[BEGIN Exercise inputs]
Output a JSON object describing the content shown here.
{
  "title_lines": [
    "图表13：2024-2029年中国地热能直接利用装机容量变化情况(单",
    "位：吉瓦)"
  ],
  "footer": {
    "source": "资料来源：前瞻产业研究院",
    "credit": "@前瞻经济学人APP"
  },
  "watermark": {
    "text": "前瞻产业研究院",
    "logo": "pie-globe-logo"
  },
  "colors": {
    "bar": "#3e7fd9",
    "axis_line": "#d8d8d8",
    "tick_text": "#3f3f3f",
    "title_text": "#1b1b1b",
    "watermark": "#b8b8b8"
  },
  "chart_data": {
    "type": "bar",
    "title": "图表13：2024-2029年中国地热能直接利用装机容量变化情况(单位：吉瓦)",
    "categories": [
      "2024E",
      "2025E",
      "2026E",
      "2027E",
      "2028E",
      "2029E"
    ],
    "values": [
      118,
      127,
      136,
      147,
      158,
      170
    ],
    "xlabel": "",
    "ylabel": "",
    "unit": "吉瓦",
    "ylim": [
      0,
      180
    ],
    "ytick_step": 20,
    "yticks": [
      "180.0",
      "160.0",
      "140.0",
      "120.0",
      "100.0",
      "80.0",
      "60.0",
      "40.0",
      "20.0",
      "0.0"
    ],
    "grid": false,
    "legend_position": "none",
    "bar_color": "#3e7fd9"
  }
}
[END Exercise inputs]
**What is required:**
Write out the material from the first line to the last, exactly.

**Written solution:**
Output a JSON object describing the content shown here.
{
  "title_lines": [
    "图表13：2024-2029年中国地热能直接利用装机容量变化情况(单",
    "位：吉瓦)"
  ],
  "footer": {
    "source": "资料来源：前瞻产业研究院",
    "credit": "@前瞻经济学人APP"
  },
  "watermark": {
    "text": "前瞻产业研究院",
    "logo": "pie-globe-logo"
  },
  "colors": {
    "bar": "#3e7fd9",
    "axis_line": "#d8d8d8",
    "tick_text": "#3f3f3f",
    "title_text": "#1b1b1b",
    "watermark": "#b8b8b8"
  },
  "chart_data": {
    "type": "bar",
    "title": "图表13：2024-2029年中国地热能直接利用装机容量变化情况(单位：吉瓦)",
    "categories": [
      "2024E",
      "2025E",
      "2026E",
      "2027E",
      "2028E",
      "2029E"
    ],
    "values": [
      118,
      127,
      136,
      147,
      158,
      170
    ],
    "xlabel": "",
    "ylabel": "",
    "unit": "吉瓦",
    "ylim": [
      0,
      180
    ],
    "ytick_step": 20,
    "yticks": [
      "180.0",
      "160.0",
      "140.0",
      "120.0",
      "100.0",
      "80.0",
      "60.0",
      "40.0",
      "20.0",
      "0.0"
    ],
    "grid": false,
    "legend_position": "none",
    "bar_color": "#3e7fd9"
  }
}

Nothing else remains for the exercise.